(Selected extract):
** START **

Crawlspace Insulation

March 17, 2021
by Charlie Priest

Crawlspaces should be designed and constructed as mini-basements.  Crawlspaces should not be vented to the exterior (see FAQ on Crawlspace Venting). They should have their floors uninsulated, the ground vapor sealed, their walls insulated and air sealed, and their air conditioned with indoor air.

Traditional vented crawlspaces are often damp, mouldy and inhabited with pests. They have almost universally been found to be well connected to indoor air through many small unintentional air leaks in the floors, partitions, and ducts.   Therefore, to ensure both durability and indoor air quality (and save energy), a crawlspace must be kept dry, conditioned to control temperature and humidity, and sealed tight to be pest free.  This is particularly important for crawlspaces that contain mechanical equipment—a situation that is practically guaranteed in buildings that have a crawlspace. Mechanical systems should not be installed outside of a home in unconditioned space unless there is no practical alternative.

** END **

(Required tasks):
1 - In the crawlspace insulation text, start at "March 17, 2021" and end after "with indoor air.", and write that passage out again with "mini-basements" swapped for "small basements".
2 - In the crawlspace insulation text, what air should be used to condition a crawlspace?

(Material):
** START **

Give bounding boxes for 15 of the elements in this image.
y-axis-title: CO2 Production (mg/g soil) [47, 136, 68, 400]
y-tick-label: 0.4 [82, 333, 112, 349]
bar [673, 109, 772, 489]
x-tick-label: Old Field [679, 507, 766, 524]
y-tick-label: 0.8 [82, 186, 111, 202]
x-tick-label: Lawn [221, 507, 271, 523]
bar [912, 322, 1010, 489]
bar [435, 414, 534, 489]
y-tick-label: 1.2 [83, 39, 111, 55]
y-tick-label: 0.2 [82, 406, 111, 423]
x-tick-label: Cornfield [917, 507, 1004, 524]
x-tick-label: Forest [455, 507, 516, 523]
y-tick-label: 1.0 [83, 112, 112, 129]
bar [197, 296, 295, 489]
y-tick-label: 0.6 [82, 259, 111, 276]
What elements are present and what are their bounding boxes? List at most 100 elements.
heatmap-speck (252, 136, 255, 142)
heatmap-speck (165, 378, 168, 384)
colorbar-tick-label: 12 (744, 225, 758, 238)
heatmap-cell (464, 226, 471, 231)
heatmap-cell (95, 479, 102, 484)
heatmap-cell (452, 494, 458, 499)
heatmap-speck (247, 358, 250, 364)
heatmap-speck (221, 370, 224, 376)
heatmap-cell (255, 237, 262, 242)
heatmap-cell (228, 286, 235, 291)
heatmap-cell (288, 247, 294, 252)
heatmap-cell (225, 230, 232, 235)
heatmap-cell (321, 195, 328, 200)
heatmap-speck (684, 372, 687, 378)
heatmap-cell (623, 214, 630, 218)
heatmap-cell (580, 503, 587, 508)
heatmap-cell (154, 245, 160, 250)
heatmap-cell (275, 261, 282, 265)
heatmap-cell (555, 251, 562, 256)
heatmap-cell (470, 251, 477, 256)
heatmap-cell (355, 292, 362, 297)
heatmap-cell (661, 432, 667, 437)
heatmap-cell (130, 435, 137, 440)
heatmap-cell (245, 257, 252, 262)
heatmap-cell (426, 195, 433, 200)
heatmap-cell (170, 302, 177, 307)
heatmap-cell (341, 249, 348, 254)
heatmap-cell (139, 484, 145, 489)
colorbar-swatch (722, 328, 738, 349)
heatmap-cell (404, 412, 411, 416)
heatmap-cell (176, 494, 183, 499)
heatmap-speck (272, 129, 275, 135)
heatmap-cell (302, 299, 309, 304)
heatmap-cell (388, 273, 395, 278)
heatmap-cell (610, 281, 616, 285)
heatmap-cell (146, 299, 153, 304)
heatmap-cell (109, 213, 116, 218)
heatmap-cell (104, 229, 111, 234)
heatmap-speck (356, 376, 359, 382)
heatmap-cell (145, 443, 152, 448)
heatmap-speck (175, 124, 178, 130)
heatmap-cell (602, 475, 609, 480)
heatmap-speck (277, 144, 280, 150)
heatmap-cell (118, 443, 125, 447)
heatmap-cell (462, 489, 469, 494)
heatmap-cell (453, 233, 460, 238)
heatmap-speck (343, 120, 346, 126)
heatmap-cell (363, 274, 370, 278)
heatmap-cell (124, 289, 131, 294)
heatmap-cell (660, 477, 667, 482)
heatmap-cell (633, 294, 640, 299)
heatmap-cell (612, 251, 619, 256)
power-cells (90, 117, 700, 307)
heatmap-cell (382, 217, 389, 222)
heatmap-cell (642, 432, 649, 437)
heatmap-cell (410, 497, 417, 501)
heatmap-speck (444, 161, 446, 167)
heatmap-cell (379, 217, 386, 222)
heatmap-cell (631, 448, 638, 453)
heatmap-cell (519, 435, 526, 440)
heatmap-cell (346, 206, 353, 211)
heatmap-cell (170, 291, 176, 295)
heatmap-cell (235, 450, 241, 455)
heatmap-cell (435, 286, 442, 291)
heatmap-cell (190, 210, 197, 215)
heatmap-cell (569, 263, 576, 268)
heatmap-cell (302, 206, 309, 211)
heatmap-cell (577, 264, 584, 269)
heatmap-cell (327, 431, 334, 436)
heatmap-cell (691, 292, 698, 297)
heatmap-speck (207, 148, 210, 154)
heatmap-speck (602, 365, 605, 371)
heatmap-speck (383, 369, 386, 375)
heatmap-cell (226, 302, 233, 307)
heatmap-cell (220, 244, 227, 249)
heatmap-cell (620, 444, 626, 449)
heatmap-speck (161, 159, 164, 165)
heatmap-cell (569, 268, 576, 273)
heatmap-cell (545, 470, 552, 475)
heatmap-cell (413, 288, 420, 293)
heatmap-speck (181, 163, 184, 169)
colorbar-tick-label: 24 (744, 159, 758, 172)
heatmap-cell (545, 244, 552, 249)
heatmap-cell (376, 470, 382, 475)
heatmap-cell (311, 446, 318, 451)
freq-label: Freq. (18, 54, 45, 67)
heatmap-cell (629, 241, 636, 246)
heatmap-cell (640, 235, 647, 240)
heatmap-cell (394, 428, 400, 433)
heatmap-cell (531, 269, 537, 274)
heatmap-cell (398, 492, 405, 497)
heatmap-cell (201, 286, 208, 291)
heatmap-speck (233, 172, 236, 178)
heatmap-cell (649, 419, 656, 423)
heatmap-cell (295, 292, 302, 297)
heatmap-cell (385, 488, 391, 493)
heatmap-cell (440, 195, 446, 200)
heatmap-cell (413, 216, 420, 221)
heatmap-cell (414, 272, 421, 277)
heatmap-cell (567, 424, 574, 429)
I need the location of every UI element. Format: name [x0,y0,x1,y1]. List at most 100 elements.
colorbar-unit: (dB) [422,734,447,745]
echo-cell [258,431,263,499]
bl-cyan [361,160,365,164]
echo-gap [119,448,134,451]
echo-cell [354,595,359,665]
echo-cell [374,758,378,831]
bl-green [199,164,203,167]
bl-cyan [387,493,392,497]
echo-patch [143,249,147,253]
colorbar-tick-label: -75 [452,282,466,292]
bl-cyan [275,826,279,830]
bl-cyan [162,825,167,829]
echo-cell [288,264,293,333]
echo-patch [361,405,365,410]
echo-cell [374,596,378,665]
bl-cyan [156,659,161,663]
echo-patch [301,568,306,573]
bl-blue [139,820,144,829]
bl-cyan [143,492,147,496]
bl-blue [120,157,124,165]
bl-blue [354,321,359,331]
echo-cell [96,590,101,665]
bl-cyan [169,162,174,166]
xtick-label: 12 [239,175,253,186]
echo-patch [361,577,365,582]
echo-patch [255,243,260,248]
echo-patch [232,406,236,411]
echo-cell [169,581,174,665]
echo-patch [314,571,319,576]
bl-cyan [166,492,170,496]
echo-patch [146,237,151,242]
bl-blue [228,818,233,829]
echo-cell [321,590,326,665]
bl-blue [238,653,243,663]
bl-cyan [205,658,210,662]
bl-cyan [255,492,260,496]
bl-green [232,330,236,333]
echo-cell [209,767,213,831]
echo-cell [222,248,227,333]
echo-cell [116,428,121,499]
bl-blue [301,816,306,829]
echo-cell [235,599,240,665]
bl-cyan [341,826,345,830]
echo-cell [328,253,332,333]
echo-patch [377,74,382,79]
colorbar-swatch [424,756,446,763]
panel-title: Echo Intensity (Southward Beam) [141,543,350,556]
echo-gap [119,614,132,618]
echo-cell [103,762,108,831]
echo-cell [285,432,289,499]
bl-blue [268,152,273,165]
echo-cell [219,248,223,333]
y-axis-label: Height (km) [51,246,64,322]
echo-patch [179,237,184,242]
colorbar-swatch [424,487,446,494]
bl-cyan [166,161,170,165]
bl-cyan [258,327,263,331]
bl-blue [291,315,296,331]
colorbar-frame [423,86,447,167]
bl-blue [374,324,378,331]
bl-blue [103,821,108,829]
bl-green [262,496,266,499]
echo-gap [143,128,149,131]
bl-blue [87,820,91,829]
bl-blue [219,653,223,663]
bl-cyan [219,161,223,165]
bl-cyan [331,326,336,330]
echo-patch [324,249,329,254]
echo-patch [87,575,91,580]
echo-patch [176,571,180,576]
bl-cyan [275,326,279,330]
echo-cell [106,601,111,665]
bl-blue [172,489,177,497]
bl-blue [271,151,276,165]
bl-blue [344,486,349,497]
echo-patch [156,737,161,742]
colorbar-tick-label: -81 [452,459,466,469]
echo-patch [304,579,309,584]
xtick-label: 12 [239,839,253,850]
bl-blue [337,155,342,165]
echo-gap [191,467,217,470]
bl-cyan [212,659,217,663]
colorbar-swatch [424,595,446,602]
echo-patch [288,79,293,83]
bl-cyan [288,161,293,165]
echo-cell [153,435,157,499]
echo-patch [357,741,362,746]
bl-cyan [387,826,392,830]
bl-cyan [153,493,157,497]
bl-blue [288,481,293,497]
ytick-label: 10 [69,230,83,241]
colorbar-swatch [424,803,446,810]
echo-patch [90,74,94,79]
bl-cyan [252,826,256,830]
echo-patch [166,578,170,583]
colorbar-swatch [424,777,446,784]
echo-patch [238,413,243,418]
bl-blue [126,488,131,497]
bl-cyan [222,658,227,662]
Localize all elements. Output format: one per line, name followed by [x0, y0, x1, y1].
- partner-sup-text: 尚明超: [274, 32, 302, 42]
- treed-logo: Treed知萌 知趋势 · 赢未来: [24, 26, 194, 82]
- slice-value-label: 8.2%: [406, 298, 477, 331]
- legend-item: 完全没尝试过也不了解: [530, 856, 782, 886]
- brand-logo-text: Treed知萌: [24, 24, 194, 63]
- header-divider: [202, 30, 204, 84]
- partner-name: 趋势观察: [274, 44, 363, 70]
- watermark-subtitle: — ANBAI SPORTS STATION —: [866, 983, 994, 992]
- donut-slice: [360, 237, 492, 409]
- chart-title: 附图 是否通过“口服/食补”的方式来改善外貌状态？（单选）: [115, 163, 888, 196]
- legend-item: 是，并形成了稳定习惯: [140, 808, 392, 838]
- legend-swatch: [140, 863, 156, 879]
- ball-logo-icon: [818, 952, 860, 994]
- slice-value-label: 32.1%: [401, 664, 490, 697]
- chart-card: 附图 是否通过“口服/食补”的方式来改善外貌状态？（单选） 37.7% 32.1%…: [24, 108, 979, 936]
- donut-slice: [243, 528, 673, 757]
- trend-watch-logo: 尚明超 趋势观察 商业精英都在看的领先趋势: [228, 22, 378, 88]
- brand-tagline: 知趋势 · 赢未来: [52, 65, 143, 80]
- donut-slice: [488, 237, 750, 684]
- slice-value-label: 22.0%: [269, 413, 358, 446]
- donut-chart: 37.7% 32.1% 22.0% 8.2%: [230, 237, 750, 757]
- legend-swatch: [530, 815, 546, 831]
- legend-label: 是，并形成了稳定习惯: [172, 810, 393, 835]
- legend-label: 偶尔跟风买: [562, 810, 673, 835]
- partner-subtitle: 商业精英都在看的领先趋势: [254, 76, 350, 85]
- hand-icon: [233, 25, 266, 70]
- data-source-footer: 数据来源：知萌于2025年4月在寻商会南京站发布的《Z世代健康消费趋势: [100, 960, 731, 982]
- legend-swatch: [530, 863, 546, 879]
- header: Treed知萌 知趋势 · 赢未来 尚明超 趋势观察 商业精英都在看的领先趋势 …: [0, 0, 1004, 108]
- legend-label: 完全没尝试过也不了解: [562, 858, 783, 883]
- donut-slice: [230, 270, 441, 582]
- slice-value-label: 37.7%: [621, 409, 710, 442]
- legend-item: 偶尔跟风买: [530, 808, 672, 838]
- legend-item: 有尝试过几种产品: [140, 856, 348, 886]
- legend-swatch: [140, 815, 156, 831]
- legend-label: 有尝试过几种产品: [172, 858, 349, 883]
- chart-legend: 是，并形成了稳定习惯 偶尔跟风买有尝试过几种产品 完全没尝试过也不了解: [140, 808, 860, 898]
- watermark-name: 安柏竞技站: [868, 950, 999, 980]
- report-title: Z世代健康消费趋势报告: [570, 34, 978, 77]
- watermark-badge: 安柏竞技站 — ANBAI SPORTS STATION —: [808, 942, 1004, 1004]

** END **

(Solutions):
1 -
March 17, 2021
by Charlie Priest

Crawlspaces should be designed and constructed as small basements.  Crawlspaces should not be vented to the exterior (see FAQ on Crawlspace Venting). They should have their floors uninsulated, the ground vapor sealed, their walls insulated and air sealed, and their air conditioned with indoor air.

2 - Indoor air.